Entries provided
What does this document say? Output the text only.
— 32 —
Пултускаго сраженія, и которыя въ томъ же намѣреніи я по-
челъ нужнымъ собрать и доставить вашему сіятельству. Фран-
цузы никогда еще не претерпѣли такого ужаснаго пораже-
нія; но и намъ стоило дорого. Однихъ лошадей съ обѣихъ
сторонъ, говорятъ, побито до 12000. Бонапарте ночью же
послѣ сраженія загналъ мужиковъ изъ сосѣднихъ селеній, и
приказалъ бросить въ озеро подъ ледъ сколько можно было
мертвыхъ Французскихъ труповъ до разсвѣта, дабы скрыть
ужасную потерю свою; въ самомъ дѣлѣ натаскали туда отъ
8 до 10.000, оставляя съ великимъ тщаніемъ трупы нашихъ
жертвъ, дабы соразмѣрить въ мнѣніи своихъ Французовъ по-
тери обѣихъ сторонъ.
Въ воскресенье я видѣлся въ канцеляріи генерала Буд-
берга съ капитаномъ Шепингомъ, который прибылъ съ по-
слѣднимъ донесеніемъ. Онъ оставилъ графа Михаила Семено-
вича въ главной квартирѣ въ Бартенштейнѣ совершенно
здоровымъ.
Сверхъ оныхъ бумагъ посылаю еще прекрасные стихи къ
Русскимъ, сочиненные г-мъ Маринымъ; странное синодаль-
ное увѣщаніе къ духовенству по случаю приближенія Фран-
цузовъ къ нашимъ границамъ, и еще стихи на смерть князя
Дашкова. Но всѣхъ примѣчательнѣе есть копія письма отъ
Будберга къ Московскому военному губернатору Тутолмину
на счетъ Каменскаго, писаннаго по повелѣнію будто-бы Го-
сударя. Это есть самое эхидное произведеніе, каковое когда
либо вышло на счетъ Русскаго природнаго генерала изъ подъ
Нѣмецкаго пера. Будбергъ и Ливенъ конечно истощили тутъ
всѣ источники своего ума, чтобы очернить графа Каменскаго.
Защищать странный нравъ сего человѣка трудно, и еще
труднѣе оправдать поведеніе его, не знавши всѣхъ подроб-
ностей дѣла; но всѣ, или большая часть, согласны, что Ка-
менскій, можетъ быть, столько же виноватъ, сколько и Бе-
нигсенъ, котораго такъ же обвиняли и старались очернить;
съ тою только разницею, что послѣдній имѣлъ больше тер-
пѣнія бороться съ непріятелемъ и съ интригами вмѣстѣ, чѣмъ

Stated task
Here, the records must be output exactly and in full.

Finished answer
What does this document say? Output the text only.
— 32 —
Пултускаго сраженія, и которыя въ томъ же намѣреніи я по-
челъ нужнымъ собрать и доставить вашему сіятельству. Фран-
цузы никогда еще не претерпѣли такого ужаснаго пораже-
нія; но и намъ стоило дорого. Однихъ лошадей съ обѣихъ
сторонъ, говорятъ, побито до 12000. Бонапарте ночью же
послѣ сраженія загналъ мужиковъ изъ сосѣднихъ селеній, и
приказалъ бросить въ озеро подъ ледъ сколько можно было
мертвыхъ Французскихъ труповъ до разсвѣта, дабы скрыть
ужасную потерю свою; въ самомъ дѣлѣ натаскали туда отъ
8 до 10.000, оставляя съ великимъ тщаніемъ трупы нашихъ
жертвъ, дабы соразмѣрить въ мнѣніи своихъ Французовъ по-
тери обѣихъ сторонъ.
Въ воскресенье я видѣлся въ канцеляріи генерала Буд-
берга съ капитаномъ Шепингомъ, который прибылъ съ по-
слѣднимъ донесеніемъ. Онъ оставилъ графа Михаила Семено-
вича въ главной квартирѣ въ Бартенштейнѣ совершенно
здоровымъ.
Сверхъ оныхъ бумагъ посылаю еще прекрасные стихи къ
Русскимъ, сочиненные г-мъ Маринымъ; странное синодаль-
ное увѣщаніе къ духовенству по случаю приближенія Фран-
цузовъ къ нашимъ границамъ, и еще стихи на смерть князя
Дашкова. Но всѣхъ примѣчательнѣе есть копія письма отъ
Будберга къ Московскому военному губернатору Тутолмину
на счетъ Каменскаго, писаннаго по повелѣнію будто-бы Го-
сударя. Это есть самое эхидное произведеніе, каковое когда
либо вышло на счетъ Русскаго природнаго генерала изъ подъ
Нѣмецкаго пера. Будбергъ и Ливенъ конечно истощили тутъ
всѣ источники своего ума, чтобы очернить графа Каменскаго.
Защищать странный нравъ сего человѣка трудно, и еще
труднѣе оправдать поведеніе его, не знавши всѣхъ подроб-
ностей дѣла; но всѣ, или большая часть, согласны, что Ка-
менскій, можетъ быть, столько же виноватъ, сколько и Бе-
нигсенъ, котораго такъ же обвиняли и старались очернить;
съ тою только разницею, что послѣдній имѣлъ больше тер-
пѣнія бороться съ непріятелемъ и съ интригами вмѣстѣ, чѣмъ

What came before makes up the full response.